AIM OF THE TASK
Quote all lines below exactly. Images stay out.

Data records
________

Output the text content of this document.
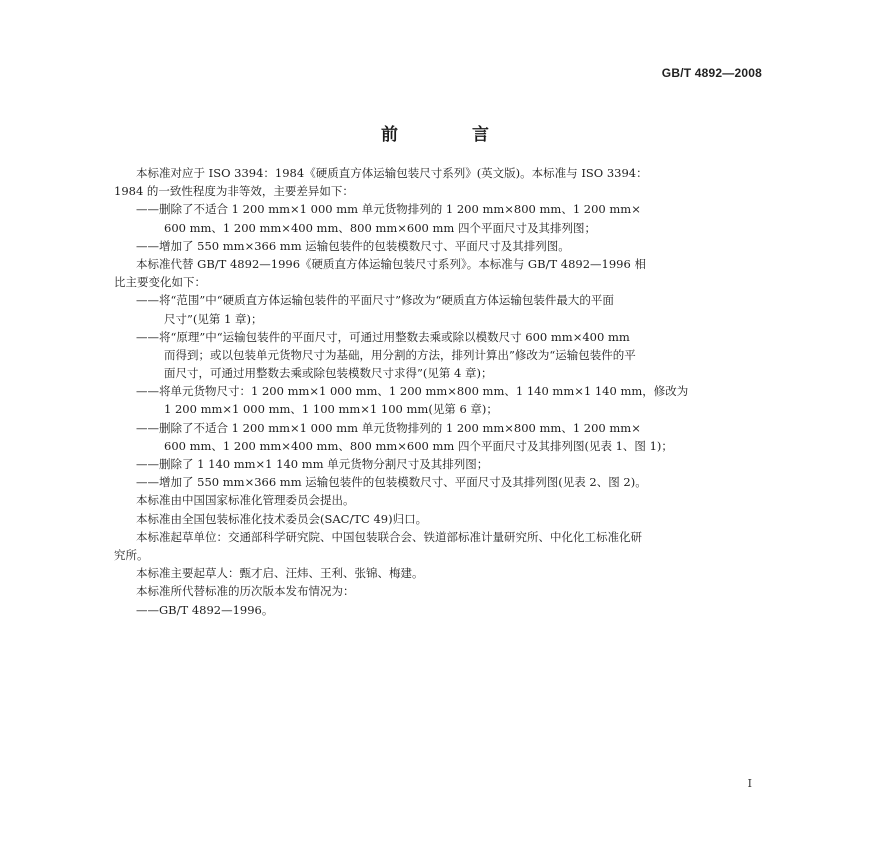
GB/T 4892—2008
前 言
本标准对应于 ISO 3394：1984《硬质直方体运输包装尺寸系列》(英文版)。本标准与 ISO 3394：
1984 的一致性程度为非等效，主要差异如下：
——删除了不适合 1 200 mm×1 000 mm 单元货物排列的 1 200 mm×800 mm、1 200 mm×
600 mm、1 200 mm×400 mm、800 mm×600 mm 四个平面尺寸及其排列图；
——增加了 550 mm×366 mm 运输包装件的包装模数尺寸、平面尺寸及其排列图。
本标准代替 GB/T 4892—1996《硬质直方体运输包装尺寸系列》。本标准与 GB/T 4892—1996 相
比主要变化如下：
——将“范围”中“硬质直方体运输包装件的平面尺寸”修改为“硬质直方体运输包装件最大的平面
尺寸”(见第 1 章)；
——将“原理”中“运输包装件的平面尺寸，可通过用整数去乘或除以模数尺寸 600 mm×400 mm
而得到；或以包装单元货物尺寸为基础，用分割的方法，排列计算出”修改为“运输包装件的平
面尺寸，可通过用整数去乘或除包装模数尺寸求得”(见第 4 章)；
——将单元货物尺寸：1 200 mm×1 000 mm、1 200 mm×800 mm、1 140 mm×1 140 mm，修改为
1 200 mm×1 000 mm、1 100 mm×1 100 mm(见第 6 章)；
——删除了不适合 1 200 mm×1 000 mm 单元货物排列的 1 200 mm×800 mm、1 200 mm×
600 mm、1 200 mm×400 mm、800 mm×600 mm 四个平面尺寸及其排列图(见表 1、图 1)；
——删除了 1 140 mm×1 140 mm 单元货物分割尺寸及其排列图；
——增加了 550 mm×366 mm 运输包装件的包装模数尺寸、平面尺寸及其排列图(见表 2、图 2)。
本标准由中国国家标准化管理委员会提出。
本标准由全国包装标准化技术委员会(SAC/TC 49)归口。
本标准起草单位：交通部科学研究院、中国包装联合会、铁道部标准计量研究所、中化化工标准化研
究所。
本标准主要起草人：甄才启、汪炜、王利、张锦、梅建。
本标准所代替标准的历次版本发布情况为：
——GB/T 4892—1996。
I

________

TASK RESPONSE
Output the text content of this document.
GB/T 4892—2008
前 言
本标准对应于 ISO 3394：1984《硬质直方体运输包装尺寸系列》(英文版)。本标准与 ISO 3394：
1984 的一致性程度为非等效，主要差异如下：
——删除了不适合 1 200 mm×1 000 mm 单元货物排列的 1 200 mm×800 mm、1 200 mm×
600 mm、1 200 mm×400 mm、800 mm×600 mm 四个平面尺寸及其排列图；
——增加了 550 mm×366 mm 运输包装件的包装模数尺寸、平面尺寸及其排列图。
本标准代替 GB/T 4892—1996《硬质直方体运输包装尺寸系列》。本标准与 GB/T 4892—1996 相
比主要变化如下：
——将“范围”中“硬质直方体运输包装件的平面尺寸”修改为“硬质直方体运输包装件最大的平面
尺寸”(见第 1 章)；
——将“原理”中“运输包装件的平面尺寸，可通过用整数去乘或除以模数尺寸 600 mm×400 mm
而得到；或以包装单元货物尺寸为基础，用分割的方法，排列计算出”修改为“运输包装件的平
面尺寸，可通过用整数去乘或除包装模数尺寸求得”(见第 4 章)；
——将单元货物尺寸：1 200 mm×1 000 mm、1 200 mm×800 mm、1 140 mm×1 140 mm，修改为
1 200 mm×1 000 mm、1 100 mm×1 100 mm(见第 6 章)；
——删除了不适合 1 200 mm×1 000 mm 单元货物排列的 1 200 mm×800 mm、1 200 mm×
600 mm、1 200 mm×400 mm、800 mm×600 mm 四个平面尺寸及其排列图(见表 1、图 1)；
——删除了 1 140 mm×1 140 mm 单元货物分割尺寸及其排列图；
——增加了 550 mm×366 mm 运输包装件的包装模数尺寸、平面尺寸及其排列图(见表 2、图 2)。
本标准由中国国家标准化管理委员会提出。
本标准由全国包装标准化技术委员会(SAC/TC 49)归口。
本标准起草单位：交通部科学研究院、中国包装联合会、铁道部标准计量研究所、中化化工标准化研
究所。
本标准主要起草人：甄才启、汪炜、王利、张锦、梅建。
本标准所代替标准的历次版本发布情况为：
——GB/T 4892—1996。
I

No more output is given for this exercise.